» **WHAT YOU SHOULD DO**: Make an exact copy of all the entries, but do not reproduce the pictures.
MATERIAL FOR THIS TASK start
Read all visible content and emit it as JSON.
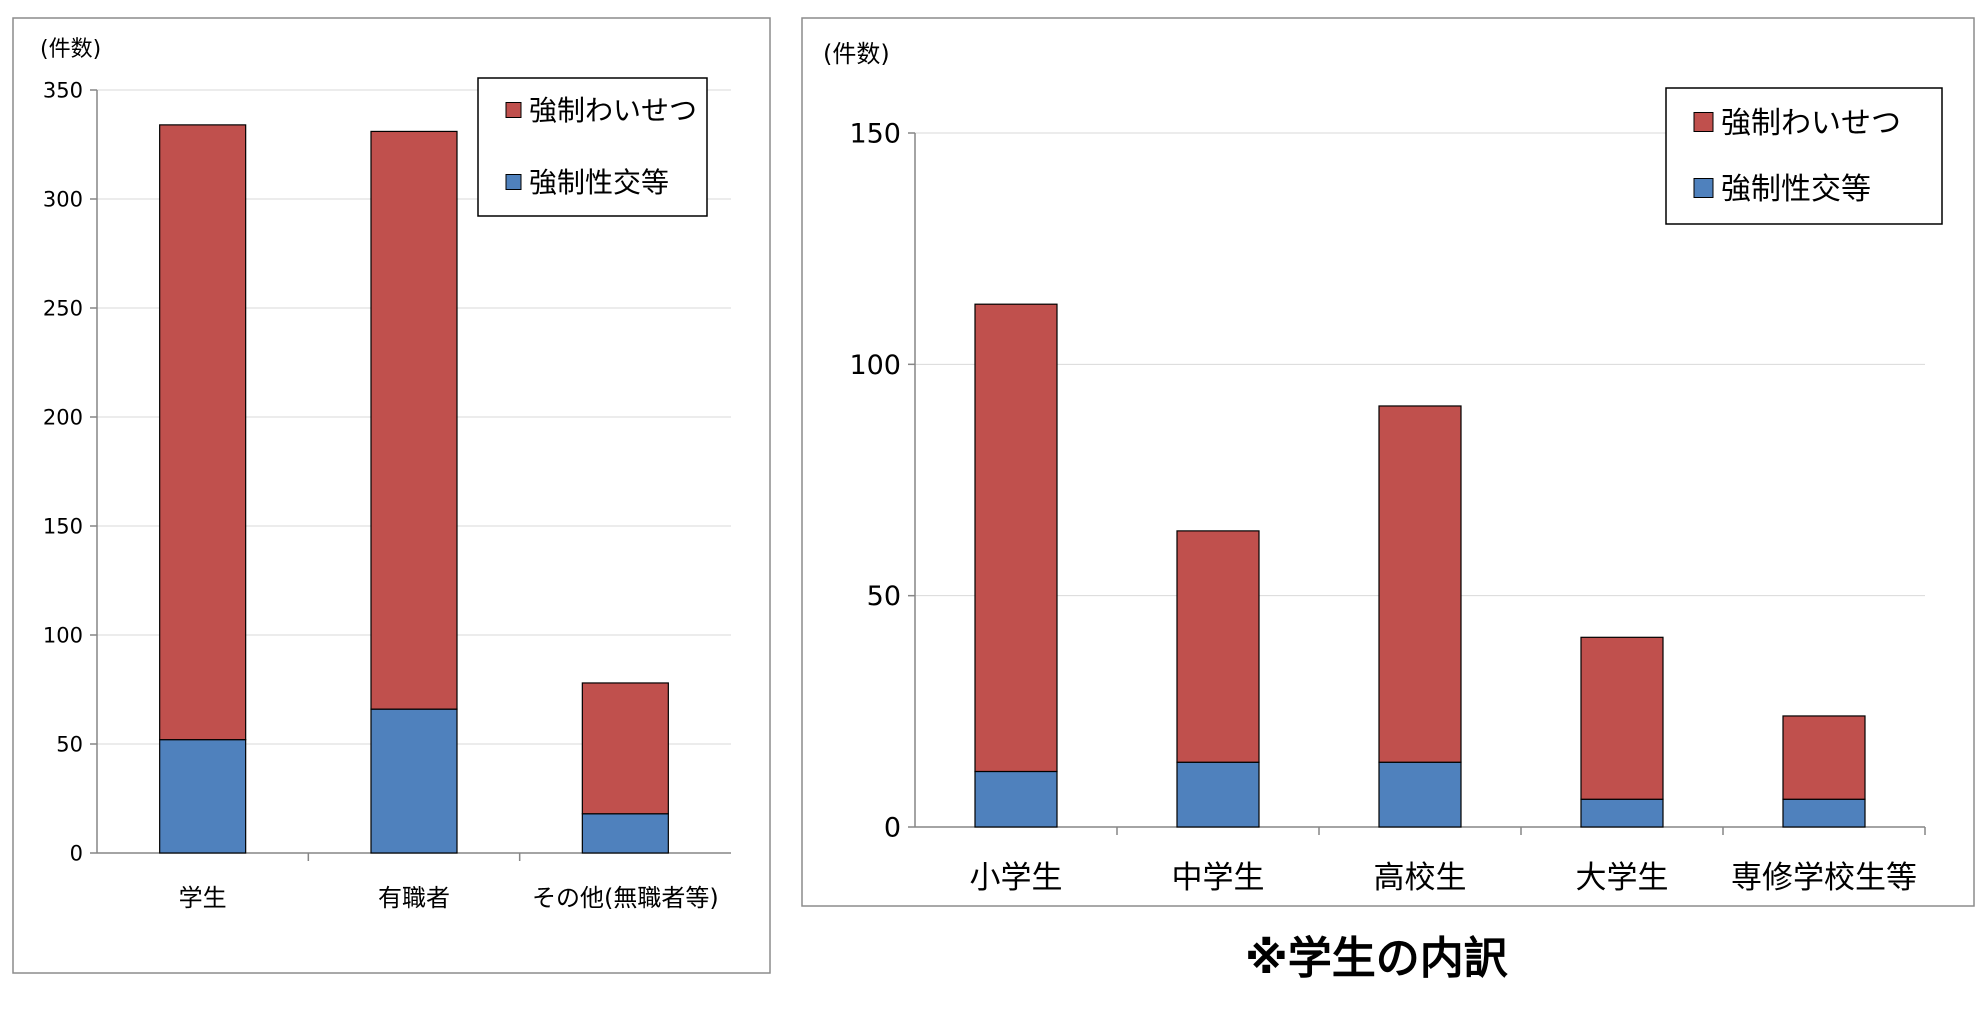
{
  "colors": {
    "red": "#C0504D",
    "blue": "#4F81BD"
  },
  "chart_data": [
    {
      "type": "bar",
      "stacked": true,
      "unit_label": "(件数)",
      "categories": [
        "学生",
        "有職者",
        "その他(無職者等)"
      ],
      "series": [
        {
          "name": "強制性交等",
          "color": "#4F81BD",
          "values": [
            52,
            66,
            18
          ]
        },
        {
          "name": "強制わいせつ",
          "color": "#C0504D",
          "values": [
            282,
            265,
            60
          ]
        }
      ],
      "ylim": [
        0,
        350
      ],
      "yticks": [
        0,
        50,
        100,
        150,
        200,
        250,
        300,
        350
      ],
      "grid": true,
      "legend_position": "top-right",
      "legend_order": [
        "強制わいせつ",
        "強制性交等"
      ]
    },
    {
      "type": "bar",
      "stacked": true,
      "unit_label": "(件数)",
      "categories": [
        "小学生",
        "中学生",
        "高校生",
        "大学生",
        "専修学校生等"
      ],
      "series": [
        {
          "name": "強制性交等",
          "color": "#4F81BD",
          "values": [
            12,
            14,
            14,
            6,
            6
          ]
        },
        {
          "name": "強制わいせつ",
          "color": "#C0504D",
          "values": [
            101,
            50,
            77,
            35,
            18
          ]
        }
      ],
      "ylim": [
        0,
        150
      ],
      "yticks": [
        0,
        50,
        100,
        150
      ],
      "grid": true,
      "legend_position": "top-right",
      "legend_order": [
        "強制わいせつ",
        "強制性交等"
      ]
    }
  ],
  "caption": "※学生の内訳"
}
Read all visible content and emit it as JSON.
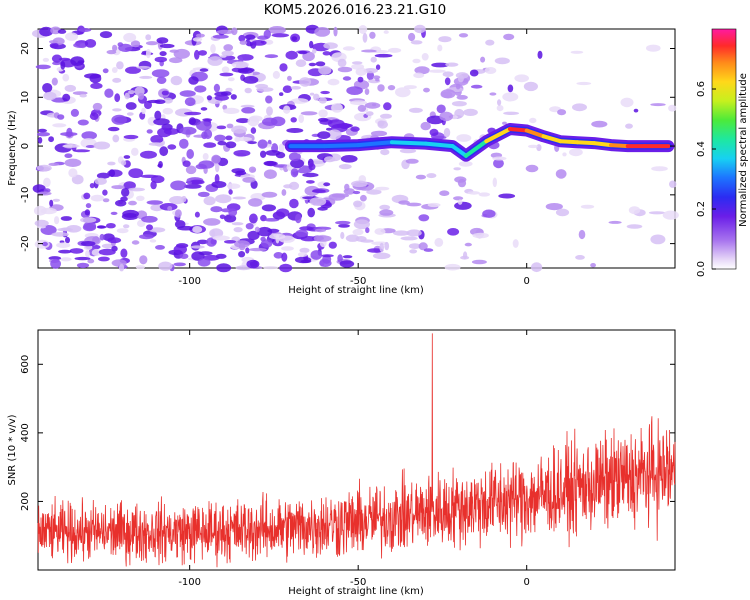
{
  "title": "KOM5.2026.016.23.21.G10",
  "chart_data": [
    {
      "type": "heatmap",
      "name": "spectrogram",
      "xlabel": "Height of straight line (km)",
      "ylabel": "Frequency (Hz)",
      "xlim": [
        -145,
        44
      ],
      "ylim": [
        -25,
        24
      ],
      "xticks": [
        -100,
        -50,
        0
      ],
      "yticks": [
        -20,
        -10,
        0,
        10,
        20
      ],
      "colorbar": {
        "label": "Normalized spectral amplitude",
        "range": [
          0,
          0.8
        ],
        "ticks": [
          0.0,
          0.2,
          0.4,
          0.6
        ],
        "tick_labels": [
          "0.0",
          "0.2",
          "0.4",
          "0.6"
        ]
      },
      "ridge": {
        "description": "narrow high-amplitude frequency track",
        "x": [
          -70,
          -60,
          -50,
          -40,
          -30,
          -22,
          -18,
          -12,
          -5,
          0,
          5,
          10,
          15,
          20,
          25,
          30,
          35,
          42
        ],
        "freq": [
          0,
          0,
          0.2,
          0.8,
          0.5,
          0,
          -2,
          1,
          3.5,
          3.2,
          2,
          1,
          0.8,
          0.6,
          0.2,
          0,
          0,
          0
        ],
        "amplitude": [
          0.1,
          0.15,
          0.15,
          0.25,
          0.25,
          0.25,
          0.2,
          0.4,
          0.75,
          0.7,
          0.55,
          0.5,
          0.65,
          0.45,
          0.6,
          0.75,
          0.78,
          0.75
        ]
      }
    },
    {
      "type": "line",
      "name": "snr",
      "xlabel": "Height of straight line (km)",
      "ylabel": "SNR (10 * v/v)",
      "xlim": [
        -145,
        44
      ],
      "ylim": [
        0,
        700
      ],
      "xticks": [
        -100,
        -50,
        0
      ],
      "yticks": [
        200,
        400,
        600
      ],
      "color": "#e8302c",
      "envelope": {
        "x": [
          -145,
          -100,
          -75,
          -50,
          -25,
          0,
          25,
          44
        ],
        "mean": [
          110,
          110,
          120,
          140,
          175,
          210,
          260,
          290
        ],
        "spread": [
          90,
          95,
          100,
          110,
          120,
          135,
          150,
          160
        ]
      },
      "spike": {
        "x": -28,
        "y": 690
      }
    }
  ]
}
MATERIAL FOR THIS TASK end
» **THE REPLY**:
Read all visible content and emit it as JSON.
{
  "colors": {
    "red": "#C0504D",
    "blue": "#4F81BD"
  },
  "chart_data": [
    {
      "type": "bar",
      "stacked": true,
      "unit_label": "(件数)",
      "categories": [
        "学生",
        "有職者",
        "その他(無職者等)"
      ],
      "series": [
        {
          "name": "強制性交等",
          "color": "#4F81BD",
          "values": [
            52,
            66,
            18
          ]
        },
        {
          "name": "強制わいせつ",
          "color": "#C0504D",
          "values": [
            282,
            265,
            60
          ]
        }
      ],
      "ylim": [
        0,
        350
      ],
      "yticks": [
        0,
        50,
        100,
        150,
        200,
        250,
        300,
        350
      ],
      "grid": true,
      "legend_position": "top-right",
      "legend_order": [
        "強制わいせつ",
        "強制性交等"
      ]
    },
    {
      "type": "bar",
      "stacked": true,
      "unit_label": "(件数)",
      "categories": [
        "小学生",
        "中学生",
        "高校生",
        "大学生",
        "専修学校生等"
      ],
      "series": [
        {
          "name": "強制性交等",
          "color": "#4F81BD",
          "values": [
            12,
            14,
            14,
            6,
            6
          ]
        },
        {
          "name": "強制わいせつ",
          "color": "#C0504D",
          "values": [
            101,
            50,
            77,
            35,
            18
          ]
        }
      ],
      "ylim": [
        0,
        150
      ],
      "yticks": [
        0,
        50,
        100,
        150
      ],
      "grid": true,
      "legend_position": "top-right",
      "legend_order": [
        "強制わいせつ",
        "強制性交等"
      ]
    }
  ],
  "caption": "※学生の内訳"
}
Read all visible content and emit it as JSON.
{
  "title": "KOM5.2026.016.23.21.G10",
  "chart_data": [
    {
      "type": "heatmap",
      "name": "spectrogram",
      "xlabel": "Height of straight line (km)",
      "ylabel": "Frequency (Hz)",
      "xlim": [
        -145,
        44
      ],
      "ylim": [
        -25,
        24
      ],
      "xticks": [
        -100,
        -50,
        0
      ],
      "yticks": [
        -20,
        -10,
        0,
        10,
        20
      ],
      "colorbar": {
        "label": "Normalized spectral amplitude",
        "range": [
          0,
          0.8
        ],
        "ticks": [
          0.0,
          0.2,
          0.4,
          0.6
        ],
        "tick_labels": [
          "0.0",
          "0.2",
          "0.4",
          "0.6"
        ]
      },
      "ridge": {
        "description": "narrow high-amplitude frequency track",
        "x": [
          -70,
          -60,
          -50,
          -40,
          -30,
          -22,
          -18,
          -12,
          -5,
          0,
          5,
          10,
          15,
          20,
          25,
          30,
          35,
          42
        ],
        "freq": [
          0,
          0,
          0.2,
          0.8,
          0.5,
          0,
          -2,
          1,
          3.5,
          3.2,
          2,
          1,
          0.8,
          0.6,
          0.2,
          0,
          0,
          0
        ],
        "amplitude": [
          0.1,
          0.15,
          0.15,
          0.25,
          0.25,
          0.25,
          0.2,
          0.4,
          0.75,
          0.7,
          0.55,
          0.5,
          0.65,
          0.45,
          0.6,
          0.75,
          0.78,
          0.75
        ]
      }
    },
    {
      "type": "line",
      "name": "snr",
      "xlabel": "Height of straight line (km)",
      "ylabel": "SNR (10 * v/v)",
      "xlim": [
        -145,
        44
      ],
      "ylim": [
        0,
        700
      ],
      "xticks": [
        -100,
        -50,
        0
      ],
      "yticks": [
        200,
        400,
        600
      ],
      "color": "#e8302c",
      "envelope": {
        "x": [
          -145,
          -100,
          -75,
          -50,
          -25,
          0,
          25,
          44
        ],
        "mean": [
          110,
          110,
          120,
          140,
          175,
          210,
          260,
          290
        ],
        "spread": [
          90,
          95,
          100,
          110,
          120,
          135,
          150,
          160
        ]
      },
      "spike": {
        "x": -28,
        "y": 690
      }
    }
  ]
}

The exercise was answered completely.